BEGIN Supplied data

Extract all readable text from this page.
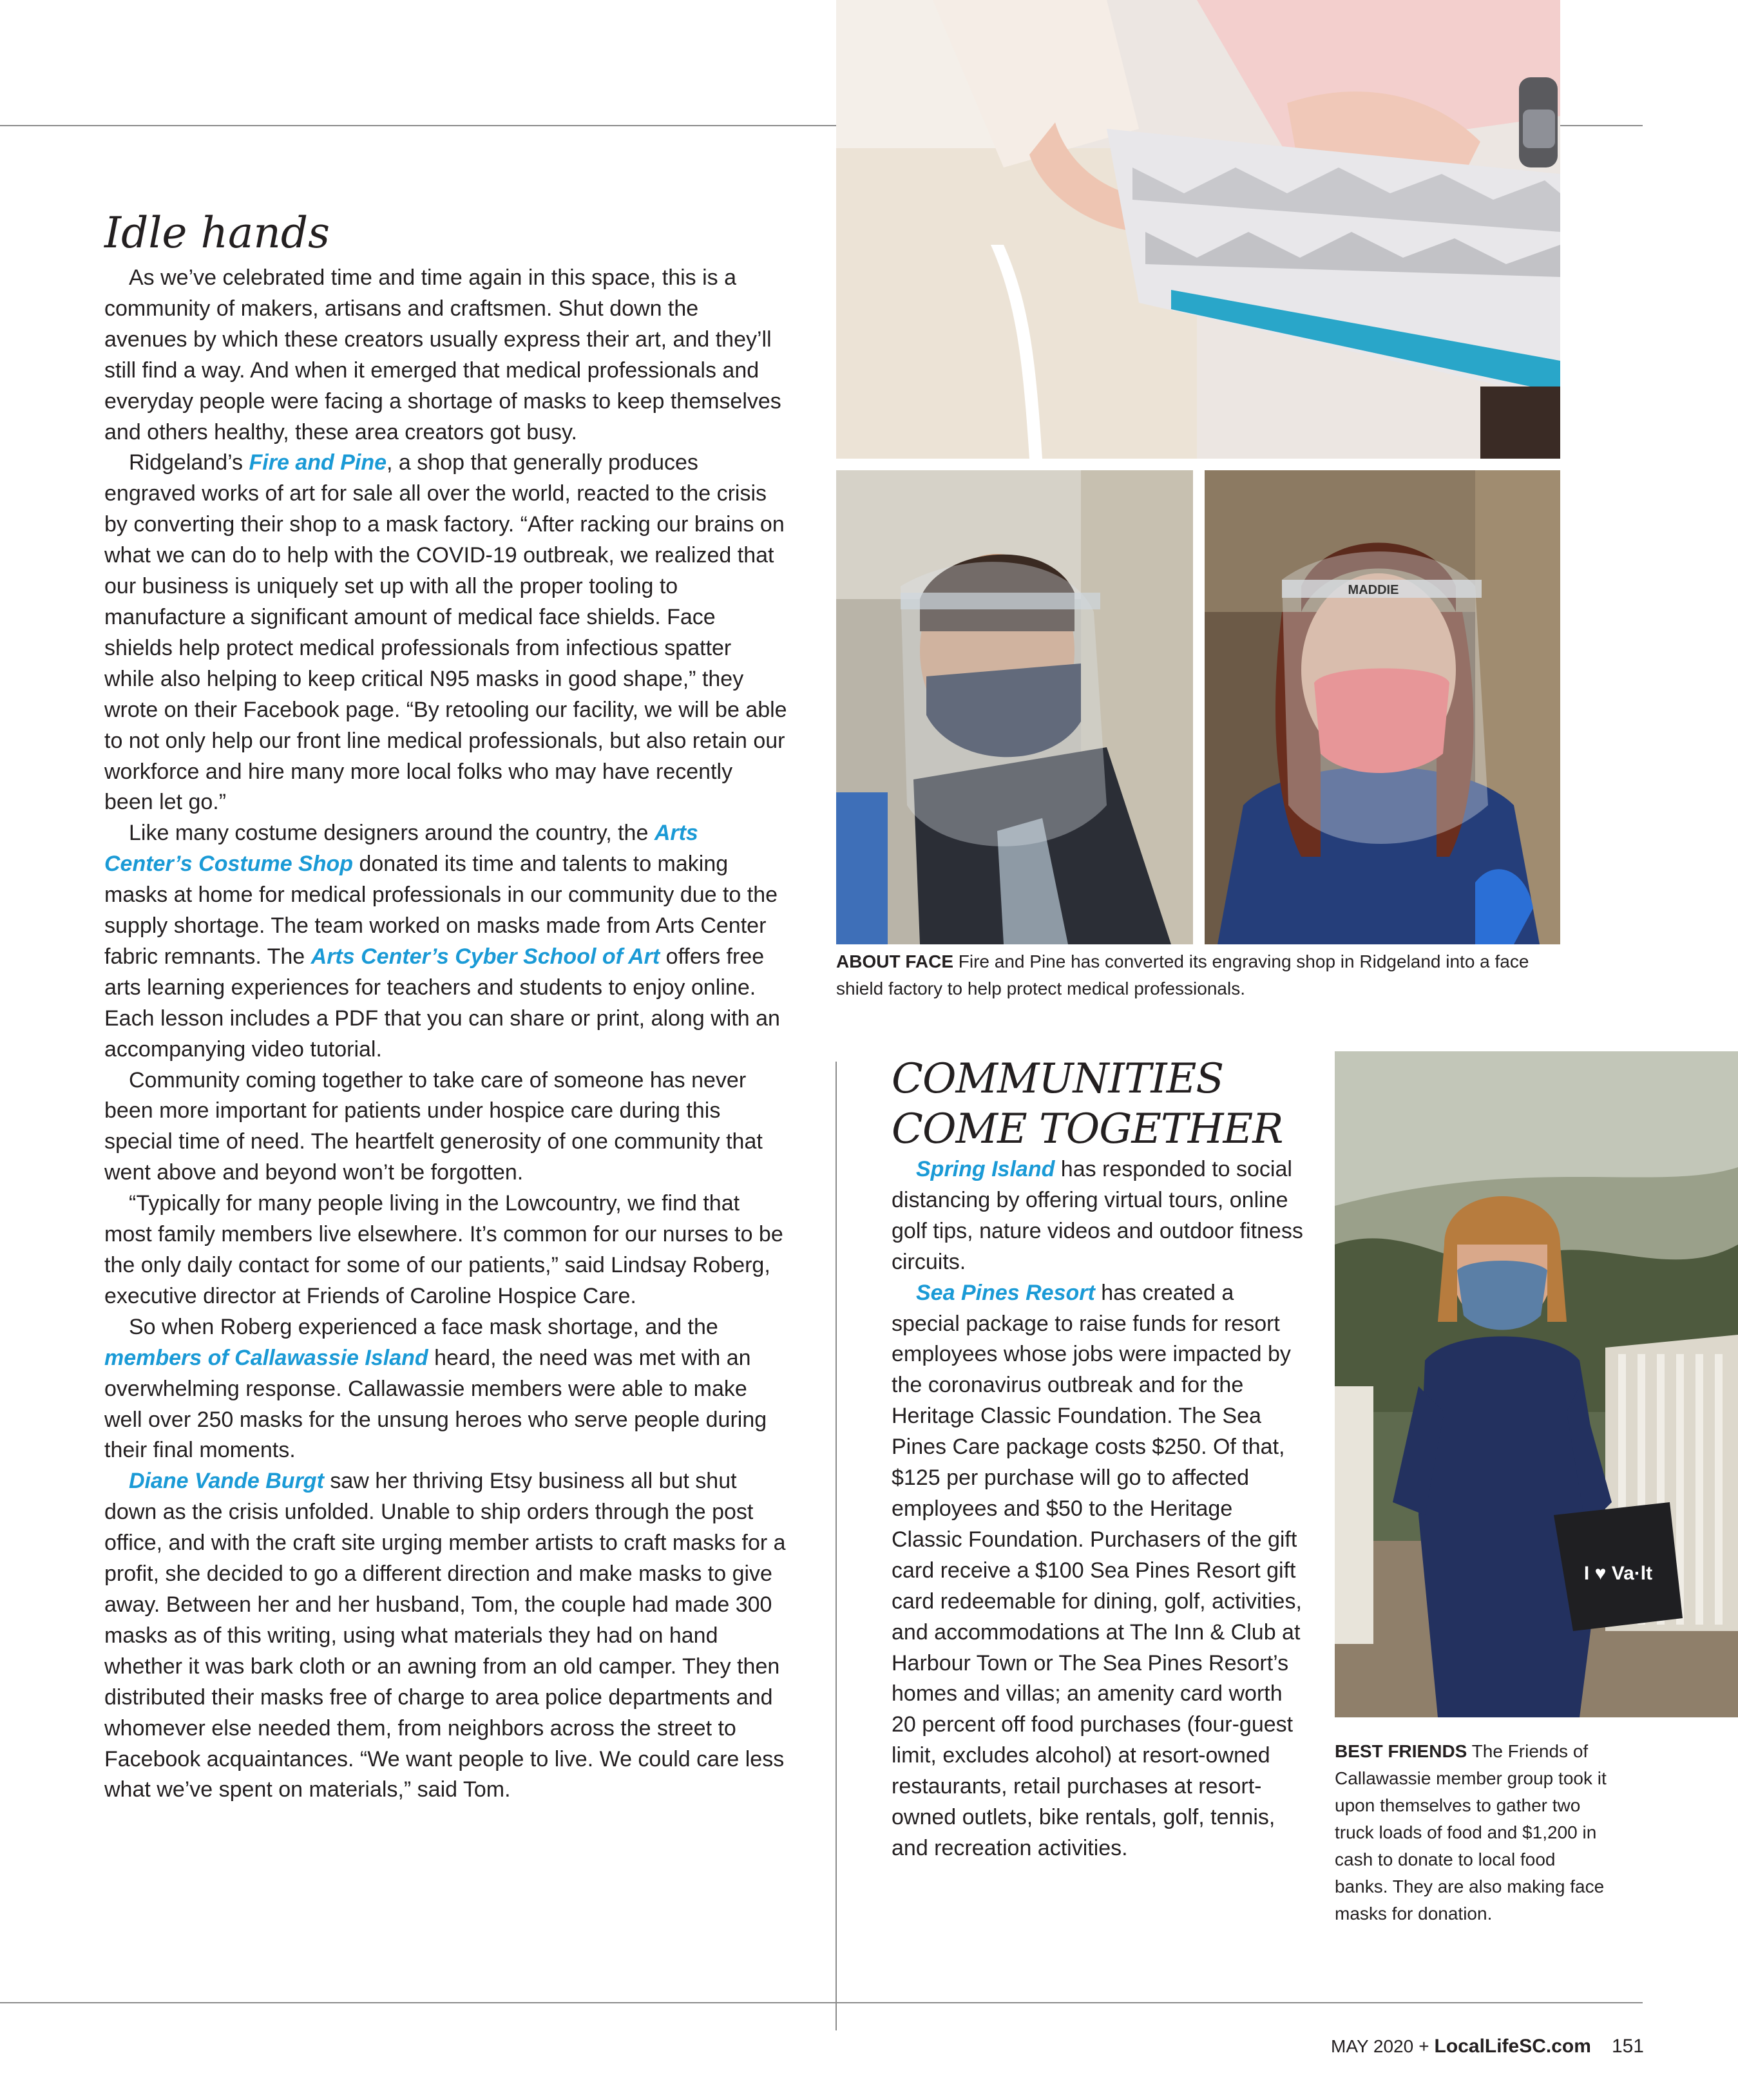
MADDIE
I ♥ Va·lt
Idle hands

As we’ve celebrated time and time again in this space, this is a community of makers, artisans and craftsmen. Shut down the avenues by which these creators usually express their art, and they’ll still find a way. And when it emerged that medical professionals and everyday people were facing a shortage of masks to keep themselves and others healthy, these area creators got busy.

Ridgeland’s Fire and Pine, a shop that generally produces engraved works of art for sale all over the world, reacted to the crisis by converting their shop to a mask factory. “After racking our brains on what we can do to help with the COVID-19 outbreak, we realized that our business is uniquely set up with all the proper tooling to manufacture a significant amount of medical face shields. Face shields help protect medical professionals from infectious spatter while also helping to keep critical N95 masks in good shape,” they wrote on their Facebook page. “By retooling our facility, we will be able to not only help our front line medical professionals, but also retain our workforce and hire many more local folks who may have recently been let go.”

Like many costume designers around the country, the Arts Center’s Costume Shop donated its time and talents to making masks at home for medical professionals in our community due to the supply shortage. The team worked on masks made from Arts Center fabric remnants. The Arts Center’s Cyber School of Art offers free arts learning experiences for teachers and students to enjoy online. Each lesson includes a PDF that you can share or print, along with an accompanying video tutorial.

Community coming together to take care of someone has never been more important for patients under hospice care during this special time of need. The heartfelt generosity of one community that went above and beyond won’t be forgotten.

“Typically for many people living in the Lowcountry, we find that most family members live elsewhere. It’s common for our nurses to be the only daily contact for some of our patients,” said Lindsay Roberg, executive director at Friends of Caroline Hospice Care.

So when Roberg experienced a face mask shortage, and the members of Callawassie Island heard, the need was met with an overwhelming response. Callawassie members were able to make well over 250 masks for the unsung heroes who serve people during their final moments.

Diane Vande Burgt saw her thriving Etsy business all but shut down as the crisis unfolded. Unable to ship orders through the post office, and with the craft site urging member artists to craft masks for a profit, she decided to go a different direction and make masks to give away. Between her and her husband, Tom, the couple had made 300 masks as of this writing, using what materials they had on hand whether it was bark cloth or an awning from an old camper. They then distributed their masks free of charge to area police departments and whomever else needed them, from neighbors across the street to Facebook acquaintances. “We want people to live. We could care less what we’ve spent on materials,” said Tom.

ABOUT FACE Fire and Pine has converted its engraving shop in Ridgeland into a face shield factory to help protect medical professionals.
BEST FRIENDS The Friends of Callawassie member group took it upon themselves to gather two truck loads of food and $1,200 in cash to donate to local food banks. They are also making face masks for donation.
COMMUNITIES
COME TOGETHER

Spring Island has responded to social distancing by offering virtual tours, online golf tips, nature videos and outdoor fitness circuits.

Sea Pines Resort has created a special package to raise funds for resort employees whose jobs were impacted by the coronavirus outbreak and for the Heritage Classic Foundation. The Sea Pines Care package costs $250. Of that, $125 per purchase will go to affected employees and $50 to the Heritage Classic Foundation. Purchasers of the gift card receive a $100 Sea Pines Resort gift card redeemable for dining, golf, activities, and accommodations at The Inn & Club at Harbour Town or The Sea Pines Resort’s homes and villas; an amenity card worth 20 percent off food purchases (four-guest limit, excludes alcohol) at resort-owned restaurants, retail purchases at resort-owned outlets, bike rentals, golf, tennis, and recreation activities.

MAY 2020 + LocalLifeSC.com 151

END Supplied data
BEGIN Supplied data

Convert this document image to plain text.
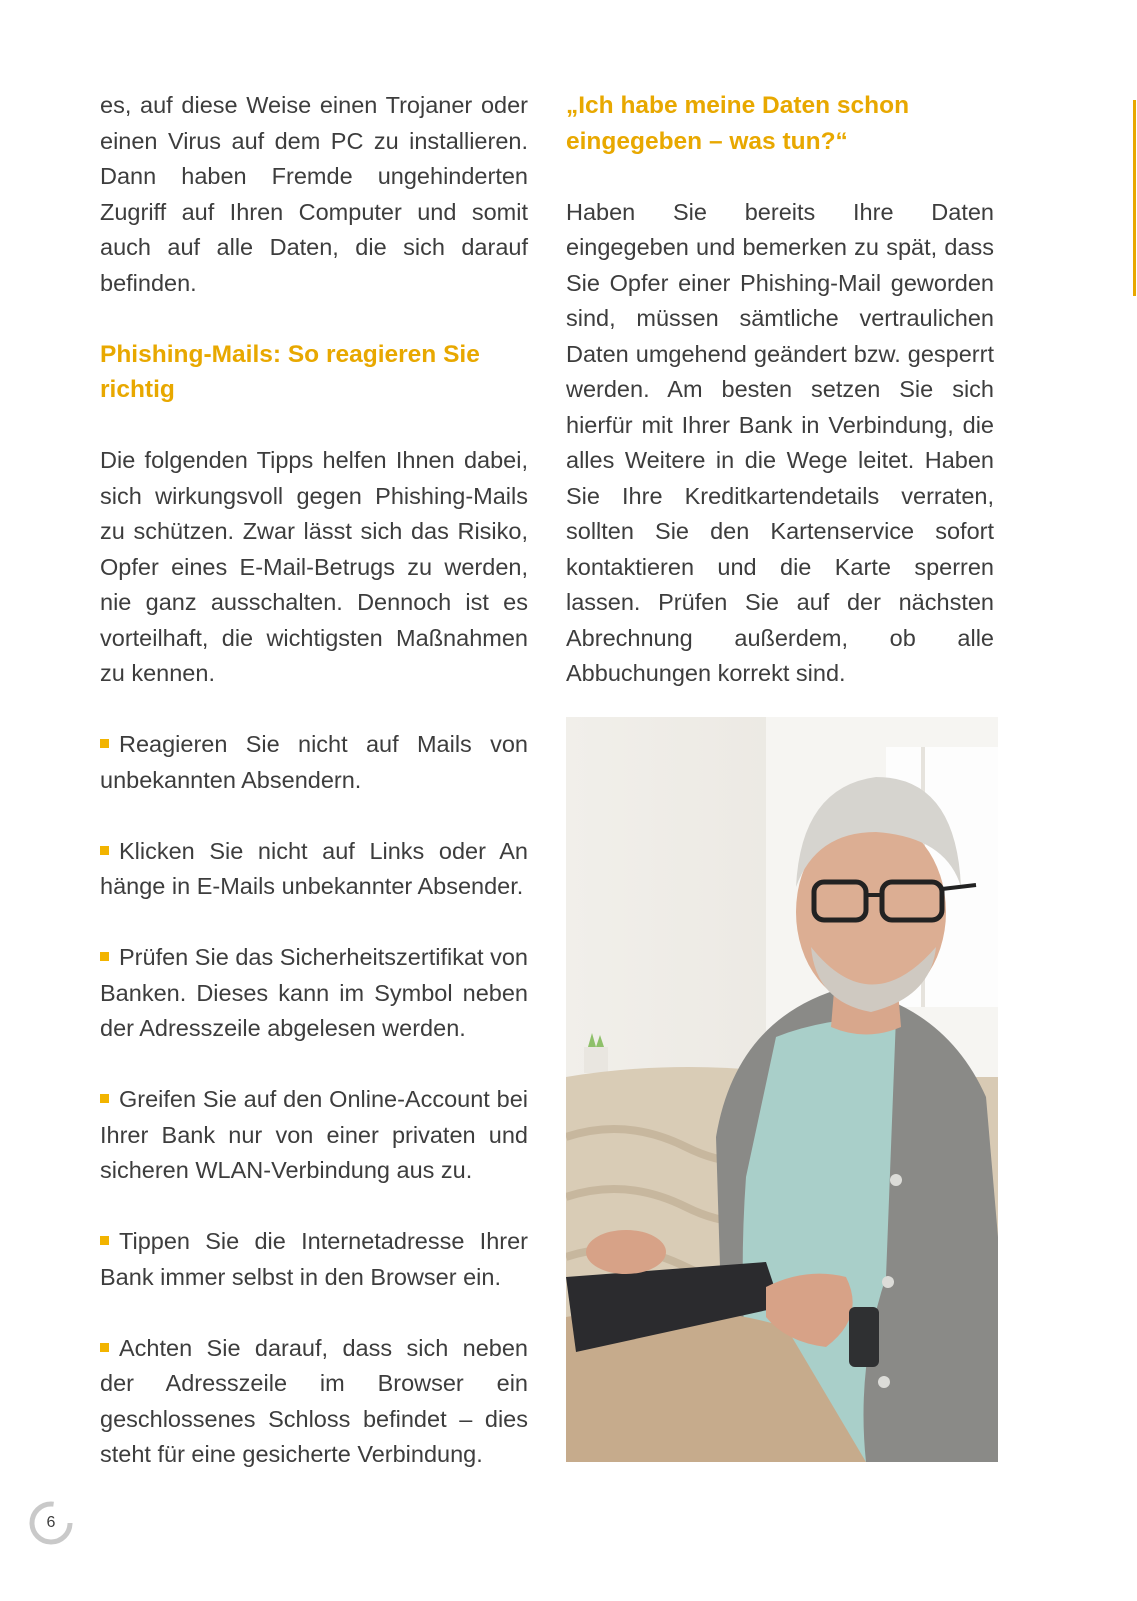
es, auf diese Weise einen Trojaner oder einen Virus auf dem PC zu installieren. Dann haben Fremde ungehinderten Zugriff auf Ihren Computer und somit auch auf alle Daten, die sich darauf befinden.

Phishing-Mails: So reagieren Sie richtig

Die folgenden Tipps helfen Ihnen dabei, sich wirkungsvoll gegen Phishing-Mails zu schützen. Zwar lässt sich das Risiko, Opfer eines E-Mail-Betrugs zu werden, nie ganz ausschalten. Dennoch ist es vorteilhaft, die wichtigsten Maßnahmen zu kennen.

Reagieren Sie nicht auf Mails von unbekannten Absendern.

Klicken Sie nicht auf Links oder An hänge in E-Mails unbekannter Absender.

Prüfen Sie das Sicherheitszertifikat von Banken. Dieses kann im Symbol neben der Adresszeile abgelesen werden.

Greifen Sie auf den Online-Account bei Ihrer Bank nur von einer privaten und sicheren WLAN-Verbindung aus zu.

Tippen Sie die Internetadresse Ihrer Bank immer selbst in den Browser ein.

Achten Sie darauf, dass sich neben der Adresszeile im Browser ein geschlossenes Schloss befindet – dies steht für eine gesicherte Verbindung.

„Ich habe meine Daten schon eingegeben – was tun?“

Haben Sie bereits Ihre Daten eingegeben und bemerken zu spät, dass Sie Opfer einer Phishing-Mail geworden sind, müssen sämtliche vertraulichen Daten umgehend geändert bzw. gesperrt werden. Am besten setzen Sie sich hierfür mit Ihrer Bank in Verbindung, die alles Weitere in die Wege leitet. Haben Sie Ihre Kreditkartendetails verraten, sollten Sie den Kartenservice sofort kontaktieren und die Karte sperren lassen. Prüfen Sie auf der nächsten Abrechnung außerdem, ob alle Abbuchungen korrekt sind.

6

END Supplied data

What is required: Once a line of the records is found to contain "page", copy it out.

Exercise result:
Extract all readable text from this page.
Ridgeland’s Fire and Pine, a shop that generally produces engraved works of art for sale all over the world, reacted to the crisis by converting their shop to a mask factory. “After racking our brains on what we can do to help with the COVID-19 outbreak, we realized that our business is uniquely set up with all the proper tooling to manufacture a significant amount of medical face shields. Face shields help protect medical professionals from infectious spatter while also helping to keep critical N95 masks in good shape,” they wrote on their Facebook page. “By retooling our facility, we will be able to not only help our front line medical professionals, but also retain our workforce and hire many more local folks who may have recently been let go.”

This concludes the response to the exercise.